== WHAT YOU WILL DO ==
In the entries that follow, which lines hold the string "door"? List them.

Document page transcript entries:
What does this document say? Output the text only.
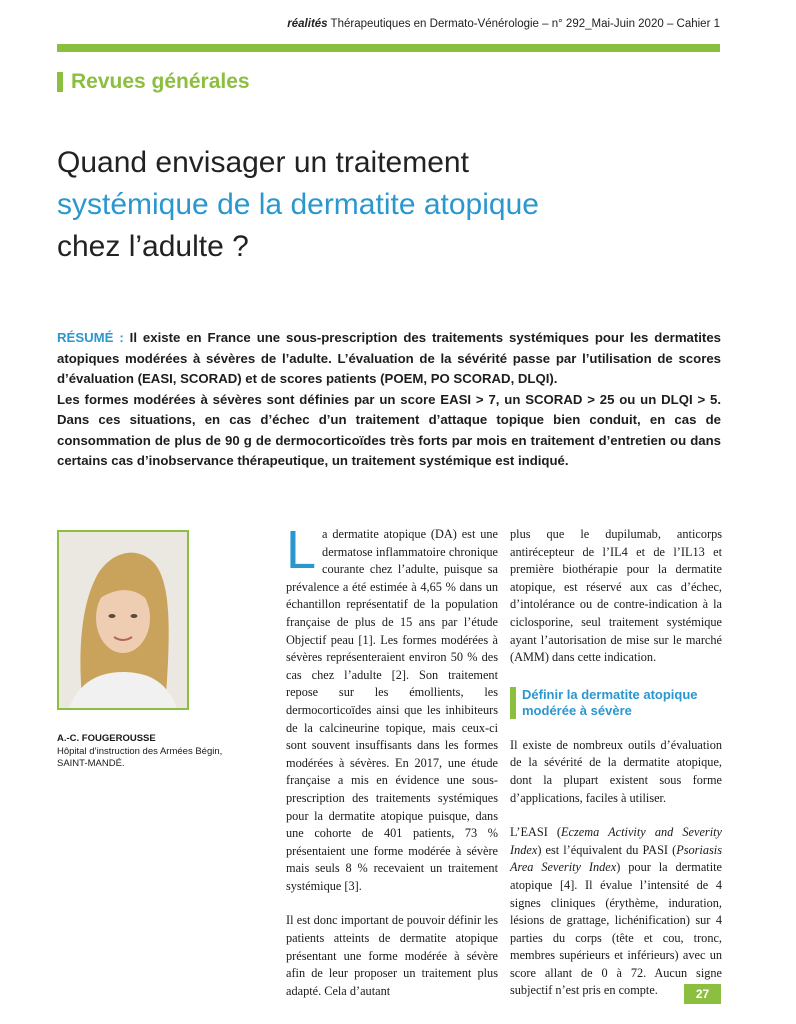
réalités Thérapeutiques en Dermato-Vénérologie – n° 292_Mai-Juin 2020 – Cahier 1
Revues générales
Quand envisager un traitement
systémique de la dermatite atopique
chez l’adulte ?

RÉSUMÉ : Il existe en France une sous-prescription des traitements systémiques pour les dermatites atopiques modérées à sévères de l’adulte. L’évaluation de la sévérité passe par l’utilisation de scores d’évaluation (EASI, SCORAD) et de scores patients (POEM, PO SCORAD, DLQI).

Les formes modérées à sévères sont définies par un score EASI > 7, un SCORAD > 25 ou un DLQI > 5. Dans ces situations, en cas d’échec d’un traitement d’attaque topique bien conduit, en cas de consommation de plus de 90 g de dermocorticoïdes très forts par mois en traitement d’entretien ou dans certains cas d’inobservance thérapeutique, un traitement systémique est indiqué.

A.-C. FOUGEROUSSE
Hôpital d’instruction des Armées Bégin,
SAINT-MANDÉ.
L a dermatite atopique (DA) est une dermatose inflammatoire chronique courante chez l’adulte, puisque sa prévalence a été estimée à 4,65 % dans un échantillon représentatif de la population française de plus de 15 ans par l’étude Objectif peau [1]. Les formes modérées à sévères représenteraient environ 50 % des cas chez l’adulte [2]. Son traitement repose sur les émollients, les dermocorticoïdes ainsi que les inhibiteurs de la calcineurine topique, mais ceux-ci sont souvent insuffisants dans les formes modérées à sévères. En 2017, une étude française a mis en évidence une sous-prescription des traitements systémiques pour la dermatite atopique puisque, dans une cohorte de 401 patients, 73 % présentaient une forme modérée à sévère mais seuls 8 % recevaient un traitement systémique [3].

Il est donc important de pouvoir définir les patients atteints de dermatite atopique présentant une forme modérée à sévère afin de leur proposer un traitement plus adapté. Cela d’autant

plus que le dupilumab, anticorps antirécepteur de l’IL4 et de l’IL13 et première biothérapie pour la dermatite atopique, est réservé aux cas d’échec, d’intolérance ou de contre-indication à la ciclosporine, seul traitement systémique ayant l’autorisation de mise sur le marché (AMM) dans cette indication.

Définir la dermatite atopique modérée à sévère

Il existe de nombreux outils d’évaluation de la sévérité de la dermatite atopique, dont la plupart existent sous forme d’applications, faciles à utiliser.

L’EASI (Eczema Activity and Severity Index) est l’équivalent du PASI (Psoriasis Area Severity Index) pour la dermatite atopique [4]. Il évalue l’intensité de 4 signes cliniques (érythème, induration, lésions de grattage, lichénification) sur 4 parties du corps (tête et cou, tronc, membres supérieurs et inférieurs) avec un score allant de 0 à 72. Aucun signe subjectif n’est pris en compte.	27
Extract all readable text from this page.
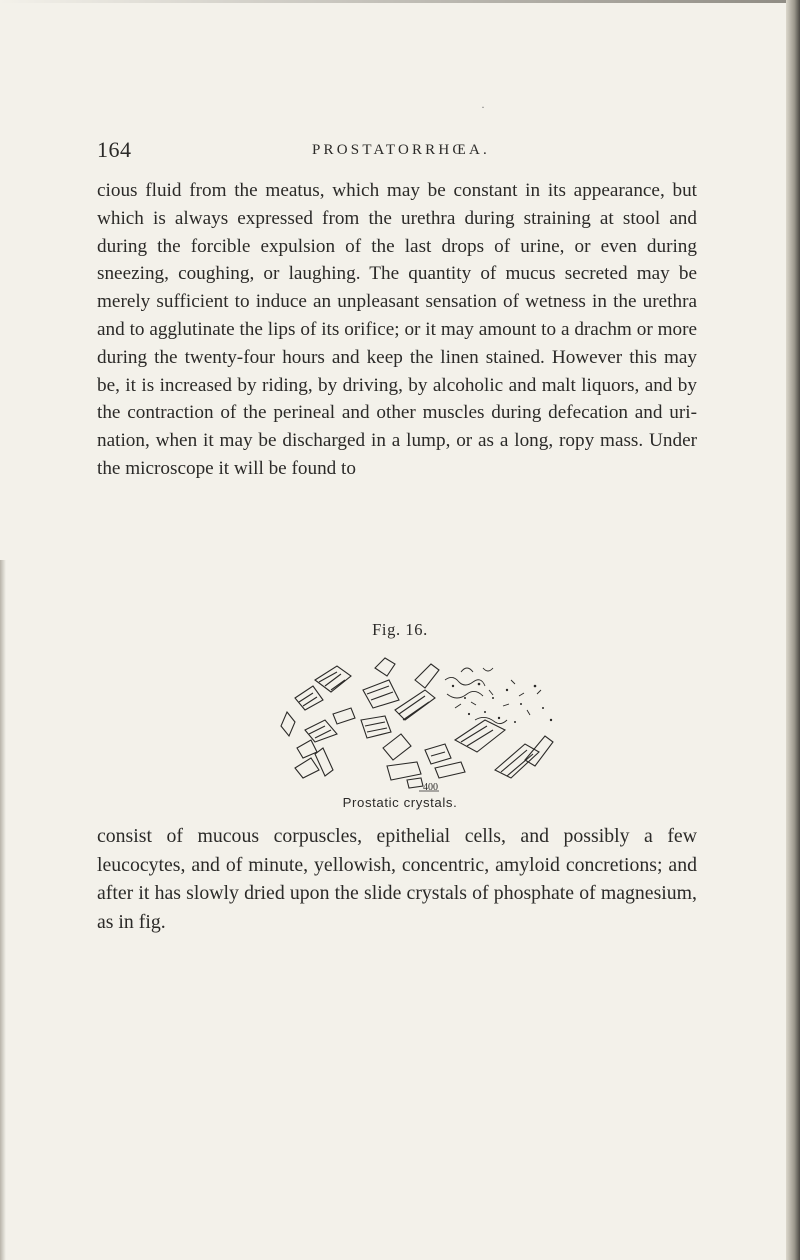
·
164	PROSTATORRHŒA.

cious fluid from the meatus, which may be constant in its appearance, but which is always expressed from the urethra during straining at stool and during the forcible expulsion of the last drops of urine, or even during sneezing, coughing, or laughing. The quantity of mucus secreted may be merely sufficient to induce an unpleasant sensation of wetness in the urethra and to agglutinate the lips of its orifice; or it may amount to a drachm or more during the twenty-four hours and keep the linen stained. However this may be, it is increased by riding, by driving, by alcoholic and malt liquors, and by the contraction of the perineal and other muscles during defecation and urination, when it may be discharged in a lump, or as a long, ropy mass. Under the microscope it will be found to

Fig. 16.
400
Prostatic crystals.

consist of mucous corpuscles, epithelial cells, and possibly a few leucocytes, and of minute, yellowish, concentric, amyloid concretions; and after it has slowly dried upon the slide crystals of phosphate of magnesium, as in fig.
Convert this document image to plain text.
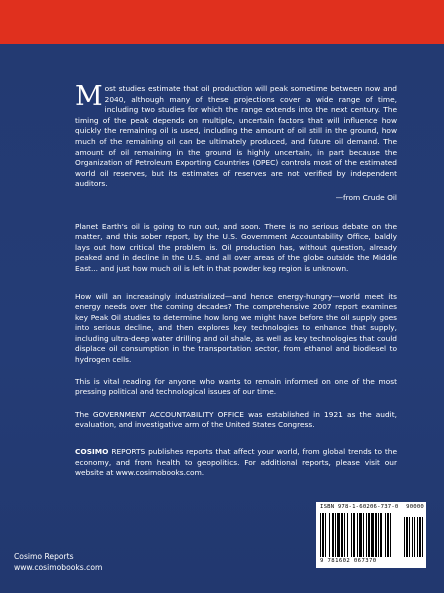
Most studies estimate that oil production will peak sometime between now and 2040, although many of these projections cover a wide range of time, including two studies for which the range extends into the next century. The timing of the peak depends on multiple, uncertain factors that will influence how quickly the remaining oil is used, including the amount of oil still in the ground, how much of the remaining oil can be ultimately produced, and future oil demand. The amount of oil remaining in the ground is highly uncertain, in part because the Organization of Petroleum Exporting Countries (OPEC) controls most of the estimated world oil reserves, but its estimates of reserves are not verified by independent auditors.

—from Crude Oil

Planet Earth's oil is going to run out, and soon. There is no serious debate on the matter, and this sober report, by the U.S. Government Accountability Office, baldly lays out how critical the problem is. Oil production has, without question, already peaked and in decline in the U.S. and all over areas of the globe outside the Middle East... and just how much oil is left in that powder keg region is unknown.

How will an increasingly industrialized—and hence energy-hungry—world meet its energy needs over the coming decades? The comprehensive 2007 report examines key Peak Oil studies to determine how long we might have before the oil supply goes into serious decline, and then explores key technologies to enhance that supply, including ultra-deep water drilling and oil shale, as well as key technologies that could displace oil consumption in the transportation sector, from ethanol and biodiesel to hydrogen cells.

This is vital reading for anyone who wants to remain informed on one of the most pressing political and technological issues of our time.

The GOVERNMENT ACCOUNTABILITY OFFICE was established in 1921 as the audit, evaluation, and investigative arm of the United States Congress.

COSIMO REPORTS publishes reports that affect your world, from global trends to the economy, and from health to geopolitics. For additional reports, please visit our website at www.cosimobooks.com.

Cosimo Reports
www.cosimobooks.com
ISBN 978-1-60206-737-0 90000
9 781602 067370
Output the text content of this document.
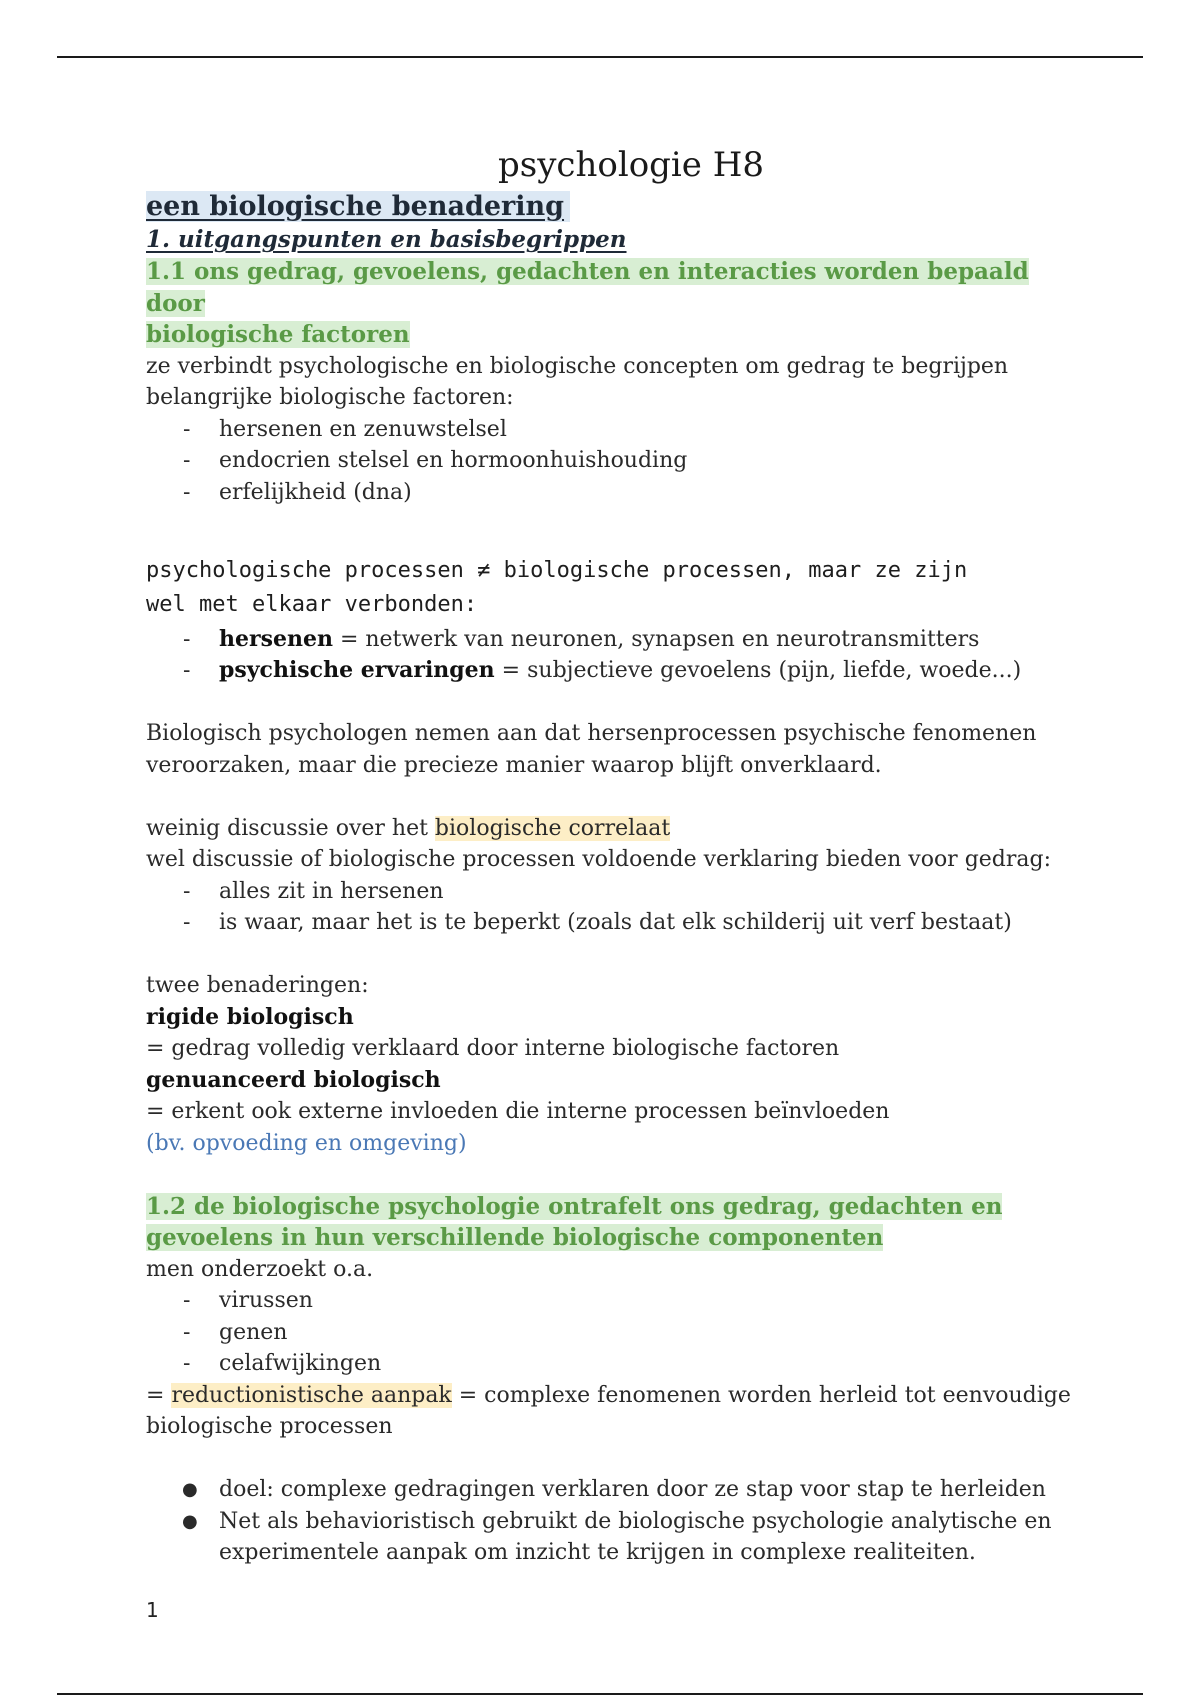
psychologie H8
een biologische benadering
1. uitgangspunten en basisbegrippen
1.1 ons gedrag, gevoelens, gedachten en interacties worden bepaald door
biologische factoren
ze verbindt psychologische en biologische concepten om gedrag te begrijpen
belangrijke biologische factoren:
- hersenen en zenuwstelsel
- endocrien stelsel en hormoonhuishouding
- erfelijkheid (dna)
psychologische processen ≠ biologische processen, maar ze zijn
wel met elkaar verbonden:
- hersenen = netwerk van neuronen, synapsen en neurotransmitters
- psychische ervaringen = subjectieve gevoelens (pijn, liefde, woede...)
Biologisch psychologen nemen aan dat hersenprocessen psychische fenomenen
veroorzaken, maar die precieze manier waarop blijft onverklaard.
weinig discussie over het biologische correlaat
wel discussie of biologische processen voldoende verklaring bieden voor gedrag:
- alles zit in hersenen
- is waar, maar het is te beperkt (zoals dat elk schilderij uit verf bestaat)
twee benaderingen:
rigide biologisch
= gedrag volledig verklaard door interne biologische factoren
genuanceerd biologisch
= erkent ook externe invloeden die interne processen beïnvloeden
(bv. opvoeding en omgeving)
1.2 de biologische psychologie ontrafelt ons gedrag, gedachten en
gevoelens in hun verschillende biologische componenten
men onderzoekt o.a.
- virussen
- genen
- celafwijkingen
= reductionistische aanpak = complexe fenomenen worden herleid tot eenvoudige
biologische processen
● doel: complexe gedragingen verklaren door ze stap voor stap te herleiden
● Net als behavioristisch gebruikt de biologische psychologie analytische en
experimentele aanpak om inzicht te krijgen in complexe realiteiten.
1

== EXERCISE RESPONSE ==
1.1 ons gedrag, gevoelens, gedachten en interacties worden bepaald door
= gedrag volledig verklaard door interne biologische factoren
● doel: complexe gedragingen verklaren door ze stap voor stap te herleiden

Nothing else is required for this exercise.